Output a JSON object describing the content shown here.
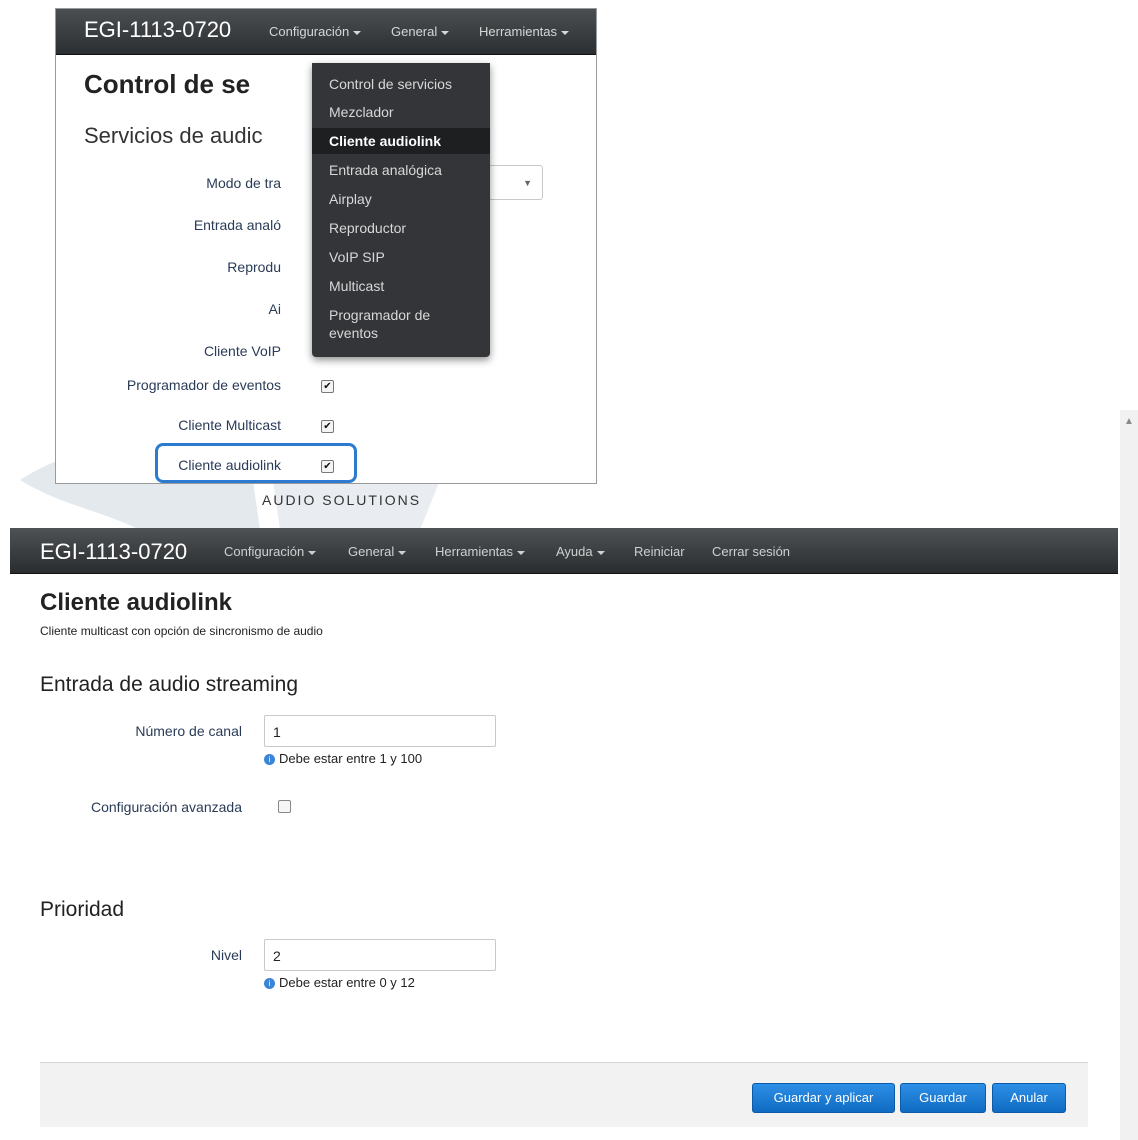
{
  "inset": {
    "brand": "EGI-1113-0720",
    "nav": {
      "configuracion": "Configuración",
      "general": "General",
      "herramientas": "Herramientas"
    },
    "title": "Control de se",
    "subtitle": "Servicios de audic",
    "rows": [
      {
        "label": "Modo de tra"
      },
      {
        "label": "Entrada analó"
      },
      {
        "label": "Reprodu"
      },
      {
        "label": "Ai"
      },
      {
        "label": "Cliente VoIP"
      },
      {
        "label": "Programador de eventos",
        "checked": true
      },
      {
        "label": "Cliente Multicast",
        "checked": true
      },
      {
        "label": "Cliente audiolink",
        "checked": true
      }
    ],
    "dropdown": [
      "Control de servicios",
      "Mezclador",
      "Cliente audiolink",
      "Entrada analógica",
      "Airplay",
      "Reproductor",
      "VoIP SIP",
      "Multicast",
      "Programador de",
      "eventos"
    ],
    "dropdown_active": "Cliente audiolink"
  },
  "watermark": "AUDIO SOLUTIONS",
  "app": {
    "brand": "EGI-1113-0720",
    "nav": {
      "configuracion": "Configuración",
      "general": "General",
      "herramientas": "Herramientas",
      "ayuda": "Ayuda",
      "reiniciar": "Reiniciar",
      "cerrar": "Cerrar sesión"
    },
    "title": "Cliente audiolink",
    "description": "Cliente multicast con opción de sincronismo de audio",
    "section1": "Entrada de audio streaming",
    "channel_label": "Número de canal",
    "channel_value": "1",
    "channel_hint": "Debe estar entre 1 y 100",
    "advanced_label": "Configuración avanzada",
    "advanced_checked": false,
    "section2": "Prioridad",
    "level_label": "Nivel",
    "level_value": "2",
    "level_hint": "Debe estar entre 0 y 12",
    "buttons": {
      "save_apply": "Guardar y aplicar",
      "save": "Guardar",
      "cancel": "Anular"
    }
  },
  "colors": {
    "accent": "#2c7bd1",
    "button": "#1a7bd6",
    "navbar": "#3a3d40"
  }
}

============================================================

• _Problem_
Quote the records above exactly, leaving out any pictures.

• _The response_
Output a JSON object describing the content shown here.
{
  "inset": {
    "brand": "EGI-1113-0720",
    "nav": {
      "configuracion": "Configuración",
      "general": "General",
      "herramientas": "Herramientas"
    },
    "title": "Control de se",
    "subtitle": "Servicios de audic",
    "rows": [
      {
        "label": "Modo de tra"
      },
      {
        "label": "Entrada analó"
      },
      {
        "label": "Reprodu"
      },
      {
        "label": "Ai"
      },
      {
        "label": "Cliente VoIP"
      },
      {
        "label": "Programador de eventos",
        "checked": true
      },
      {
        "label": "Cliente Multicast",
        "checked": true
      },
      {
        "label": "Cliente audiolink",
        "checked": true
      }
    ],
    "dropdown": [
      "Control de servicios",
      "Mezclador",
      "Cliente audiolink",
      "Entrada analógica",
      "Airplay",
      "Reproductor",
      "VoIP SIP",
      "Multicast",
      "Programador de",
      "eventos"
    ],
    "dropdown_active": "Cliente audiolink"
  },
  "watermark": "AUDIO SOLUTIONS",
  "app": {
    "brand": "EGI-1113-0720",
    "nav": {
      "configuracion": "Configuración",
      "general": "General",
      "herramientas": "Herramientas",
      "ayuda": "Ayuda",
      "reiniciar": "Reiniciar",
      "cerrar": "Cerrar sesión"
    },
    "title": "Cliente audiolink",
    "description": "Cliente multicast con opción de sincronismo de audio",
    "section1": "Entrada de audio streaming",
    "channel_label": "Número de canal",
    "channel_value": "1",
    "channel_hint": "Debe estar entre 1 y 100",
    "advanced_label": "Configuración avanzada",
    "advanced_checked": false,
    "section2": "Prioridad",
    "level_label": "Nivel",
    "level_value": "2",
    "level_hint": "Debe estar entre 0 y 12",
    "buttons": {
      "save_apply": "Guardar y aplicar",
      "save": "Guardar",
      "cancel": "Anular"
    }
  },
  "colors": {
    "accent": "#2c7bd1",
    "button": "#1a7bd6",
    "navbar": "#3a3d40"
  }
}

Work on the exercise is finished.